--- Records for processing ---

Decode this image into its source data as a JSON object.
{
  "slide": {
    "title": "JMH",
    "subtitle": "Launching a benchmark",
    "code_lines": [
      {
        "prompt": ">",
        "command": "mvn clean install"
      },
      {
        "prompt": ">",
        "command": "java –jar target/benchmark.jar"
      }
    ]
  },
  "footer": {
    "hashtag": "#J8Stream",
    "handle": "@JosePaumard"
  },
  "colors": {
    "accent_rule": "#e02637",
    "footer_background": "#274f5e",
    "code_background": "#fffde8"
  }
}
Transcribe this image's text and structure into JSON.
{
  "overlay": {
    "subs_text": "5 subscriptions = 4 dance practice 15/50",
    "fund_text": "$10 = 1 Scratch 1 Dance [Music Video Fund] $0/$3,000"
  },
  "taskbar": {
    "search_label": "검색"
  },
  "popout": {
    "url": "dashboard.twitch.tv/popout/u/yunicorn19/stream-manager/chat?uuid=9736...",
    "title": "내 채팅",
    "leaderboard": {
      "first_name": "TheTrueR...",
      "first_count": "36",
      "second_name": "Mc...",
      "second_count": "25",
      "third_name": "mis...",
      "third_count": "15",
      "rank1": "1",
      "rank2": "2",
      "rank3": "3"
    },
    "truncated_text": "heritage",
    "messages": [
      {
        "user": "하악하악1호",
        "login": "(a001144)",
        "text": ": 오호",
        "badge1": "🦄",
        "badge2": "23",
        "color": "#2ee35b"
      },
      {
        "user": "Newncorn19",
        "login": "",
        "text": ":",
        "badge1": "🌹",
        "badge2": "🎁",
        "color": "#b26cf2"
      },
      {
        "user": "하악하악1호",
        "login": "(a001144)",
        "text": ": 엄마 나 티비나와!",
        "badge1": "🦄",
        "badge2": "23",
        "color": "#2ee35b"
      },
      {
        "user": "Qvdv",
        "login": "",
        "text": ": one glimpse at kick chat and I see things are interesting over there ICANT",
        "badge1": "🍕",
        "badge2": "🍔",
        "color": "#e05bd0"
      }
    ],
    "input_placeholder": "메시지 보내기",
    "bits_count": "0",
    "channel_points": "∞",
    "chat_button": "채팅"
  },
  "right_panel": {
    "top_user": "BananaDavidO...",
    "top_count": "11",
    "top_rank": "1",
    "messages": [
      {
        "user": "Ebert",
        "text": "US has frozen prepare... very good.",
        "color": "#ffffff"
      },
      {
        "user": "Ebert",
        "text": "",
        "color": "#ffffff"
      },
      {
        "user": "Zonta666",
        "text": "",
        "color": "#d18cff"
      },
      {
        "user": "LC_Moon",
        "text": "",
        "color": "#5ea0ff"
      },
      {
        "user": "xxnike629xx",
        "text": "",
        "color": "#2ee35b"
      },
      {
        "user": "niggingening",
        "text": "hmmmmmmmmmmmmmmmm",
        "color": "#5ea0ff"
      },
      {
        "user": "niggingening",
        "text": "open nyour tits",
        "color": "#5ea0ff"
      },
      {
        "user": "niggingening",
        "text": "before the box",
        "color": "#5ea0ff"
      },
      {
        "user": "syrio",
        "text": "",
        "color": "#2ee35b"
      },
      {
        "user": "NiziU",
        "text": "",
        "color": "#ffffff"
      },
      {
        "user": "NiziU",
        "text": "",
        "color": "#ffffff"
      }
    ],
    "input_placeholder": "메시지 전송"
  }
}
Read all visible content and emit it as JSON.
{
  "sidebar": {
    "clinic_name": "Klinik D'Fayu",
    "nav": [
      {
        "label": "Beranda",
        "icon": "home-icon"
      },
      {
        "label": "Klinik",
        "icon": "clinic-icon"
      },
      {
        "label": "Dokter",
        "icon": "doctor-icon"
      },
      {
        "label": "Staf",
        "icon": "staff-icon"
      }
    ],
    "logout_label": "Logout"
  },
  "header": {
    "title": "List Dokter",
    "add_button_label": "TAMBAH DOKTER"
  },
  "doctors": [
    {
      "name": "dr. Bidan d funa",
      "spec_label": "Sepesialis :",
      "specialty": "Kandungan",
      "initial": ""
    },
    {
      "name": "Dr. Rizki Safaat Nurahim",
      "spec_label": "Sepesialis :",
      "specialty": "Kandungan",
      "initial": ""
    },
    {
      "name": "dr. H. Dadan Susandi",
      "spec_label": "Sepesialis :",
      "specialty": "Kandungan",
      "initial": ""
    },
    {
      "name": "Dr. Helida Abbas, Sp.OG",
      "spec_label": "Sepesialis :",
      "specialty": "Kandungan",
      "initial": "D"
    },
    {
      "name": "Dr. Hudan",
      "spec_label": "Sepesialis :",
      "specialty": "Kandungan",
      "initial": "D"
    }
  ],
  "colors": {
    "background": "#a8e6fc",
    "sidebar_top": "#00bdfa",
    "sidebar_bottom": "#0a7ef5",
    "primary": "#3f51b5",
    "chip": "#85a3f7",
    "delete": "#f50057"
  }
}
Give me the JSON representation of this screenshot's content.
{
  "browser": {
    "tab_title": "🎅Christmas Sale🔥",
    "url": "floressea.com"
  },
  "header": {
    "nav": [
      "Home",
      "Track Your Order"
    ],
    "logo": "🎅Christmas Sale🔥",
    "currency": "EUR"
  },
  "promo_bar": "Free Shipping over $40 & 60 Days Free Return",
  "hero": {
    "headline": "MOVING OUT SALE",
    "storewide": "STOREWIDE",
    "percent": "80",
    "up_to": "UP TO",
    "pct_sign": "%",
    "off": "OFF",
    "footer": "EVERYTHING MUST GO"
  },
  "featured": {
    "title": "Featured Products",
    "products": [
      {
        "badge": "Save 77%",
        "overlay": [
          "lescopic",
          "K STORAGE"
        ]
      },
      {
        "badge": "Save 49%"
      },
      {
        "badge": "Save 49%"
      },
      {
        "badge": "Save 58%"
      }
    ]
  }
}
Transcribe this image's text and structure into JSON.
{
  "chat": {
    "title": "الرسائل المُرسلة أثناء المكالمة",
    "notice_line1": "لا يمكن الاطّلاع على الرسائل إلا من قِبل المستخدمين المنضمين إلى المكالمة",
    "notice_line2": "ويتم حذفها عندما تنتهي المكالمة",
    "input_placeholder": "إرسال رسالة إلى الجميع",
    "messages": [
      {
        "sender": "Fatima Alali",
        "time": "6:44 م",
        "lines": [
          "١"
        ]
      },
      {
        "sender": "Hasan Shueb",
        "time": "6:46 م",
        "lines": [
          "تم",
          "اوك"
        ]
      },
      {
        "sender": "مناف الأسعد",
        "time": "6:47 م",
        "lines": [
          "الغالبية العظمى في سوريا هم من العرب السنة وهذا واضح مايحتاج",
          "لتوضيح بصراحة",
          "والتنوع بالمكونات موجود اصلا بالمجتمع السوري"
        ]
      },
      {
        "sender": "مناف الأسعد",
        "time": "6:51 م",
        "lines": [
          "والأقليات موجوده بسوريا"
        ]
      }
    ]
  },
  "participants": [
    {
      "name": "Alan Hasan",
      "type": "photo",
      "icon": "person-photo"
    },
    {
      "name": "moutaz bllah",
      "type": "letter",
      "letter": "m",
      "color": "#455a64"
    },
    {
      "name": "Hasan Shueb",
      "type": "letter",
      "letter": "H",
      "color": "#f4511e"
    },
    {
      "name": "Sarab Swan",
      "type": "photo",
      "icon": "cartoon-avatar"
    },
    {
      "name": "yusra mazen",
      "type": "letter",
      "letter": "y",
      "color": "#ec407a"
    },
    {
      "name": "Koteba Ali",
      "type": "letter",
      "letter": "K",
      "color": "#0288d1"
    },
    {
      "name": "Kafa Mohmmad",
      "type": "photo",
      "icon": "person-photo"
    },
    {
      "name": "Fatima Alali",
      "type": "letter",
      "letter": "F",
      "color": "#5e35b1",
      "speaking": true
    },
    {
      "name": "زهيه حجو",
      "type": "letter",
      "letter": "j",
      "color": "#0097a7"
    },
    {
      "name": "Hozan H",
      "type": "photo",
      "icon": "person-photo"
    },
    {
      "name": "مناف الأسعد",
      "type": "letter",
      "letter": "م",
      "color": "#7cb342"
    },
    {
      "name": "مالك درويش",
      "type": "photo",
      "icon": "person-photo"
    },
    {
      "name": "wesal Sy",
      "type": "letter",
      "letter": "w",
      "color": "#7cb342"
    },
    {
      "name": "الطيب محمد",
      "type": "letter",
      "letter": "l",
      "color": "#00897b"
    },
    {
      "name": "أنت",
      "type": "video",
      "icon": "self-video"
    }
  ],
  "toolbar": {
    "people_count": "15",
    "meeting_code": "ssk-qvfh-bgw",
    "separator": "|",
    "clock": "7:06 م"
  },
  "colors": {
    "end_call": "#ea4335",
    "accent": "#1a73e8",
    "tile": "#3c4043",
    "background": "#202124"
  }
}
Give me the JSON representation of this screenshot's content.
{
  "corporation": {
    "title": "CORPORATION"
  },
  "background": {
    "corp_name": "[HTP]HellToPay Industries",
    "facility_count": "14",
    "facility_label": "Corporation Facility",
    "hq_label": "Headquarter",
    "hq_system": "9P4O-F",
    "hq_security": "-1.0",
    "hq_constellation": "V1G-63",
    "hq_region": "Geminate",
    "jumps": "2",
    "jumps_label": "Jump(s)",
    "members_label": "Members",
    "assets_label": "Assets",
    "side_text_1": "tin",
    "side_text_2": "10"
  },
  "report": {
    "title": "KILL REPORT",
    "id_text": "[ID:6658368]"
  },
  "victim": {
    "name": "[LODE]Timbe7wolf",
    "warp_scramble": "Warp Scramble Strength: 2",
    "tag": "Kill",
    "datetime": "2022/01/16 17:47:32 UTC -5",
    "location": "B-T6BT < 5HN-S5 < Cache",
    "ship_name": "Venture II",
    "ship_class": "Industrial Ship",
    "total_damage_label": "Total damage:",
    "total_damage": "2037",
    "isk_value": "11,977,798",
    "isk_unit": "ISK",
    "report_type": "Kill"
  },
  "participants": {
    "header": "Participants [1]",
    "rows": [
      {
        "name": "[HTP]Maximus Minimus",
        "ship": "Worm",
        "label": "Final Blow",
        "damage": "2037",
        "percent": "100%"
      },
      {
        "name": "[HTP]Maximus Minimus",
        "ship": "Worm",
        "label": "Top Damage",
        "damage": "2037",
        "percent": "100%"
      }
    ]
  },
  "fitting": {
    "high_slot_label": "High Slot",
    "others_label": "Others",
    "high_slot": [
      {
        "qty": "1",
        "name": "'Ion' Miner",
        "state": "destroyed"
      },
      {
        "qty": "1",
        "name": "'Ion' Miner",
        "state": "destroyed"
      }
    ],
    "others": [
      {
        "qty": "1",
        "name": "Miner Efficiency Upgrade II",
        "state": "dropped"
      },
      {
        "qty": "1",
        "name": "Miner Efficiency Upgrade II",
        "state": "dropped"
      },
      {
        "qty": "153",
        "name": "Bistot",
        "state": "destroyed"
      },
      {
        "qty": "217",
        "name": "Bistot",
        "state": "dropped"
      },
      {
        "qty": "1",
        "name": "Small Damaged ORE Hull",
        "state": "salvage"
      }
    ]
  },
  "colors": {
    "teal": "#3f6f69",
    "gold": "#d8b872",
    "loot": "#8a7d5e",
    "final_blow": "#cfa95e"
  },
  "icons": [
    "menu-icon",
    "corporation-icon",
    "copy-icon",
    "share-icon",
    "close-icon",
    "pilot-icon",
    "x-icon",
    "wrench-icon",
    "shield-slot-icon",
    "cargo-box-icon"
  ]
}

---

What to do — Look above for lines with the word "Fatima" and copy them all.

Correct answer —
        "sender": "Fatima Alali",
      "name": "Fatima Alali",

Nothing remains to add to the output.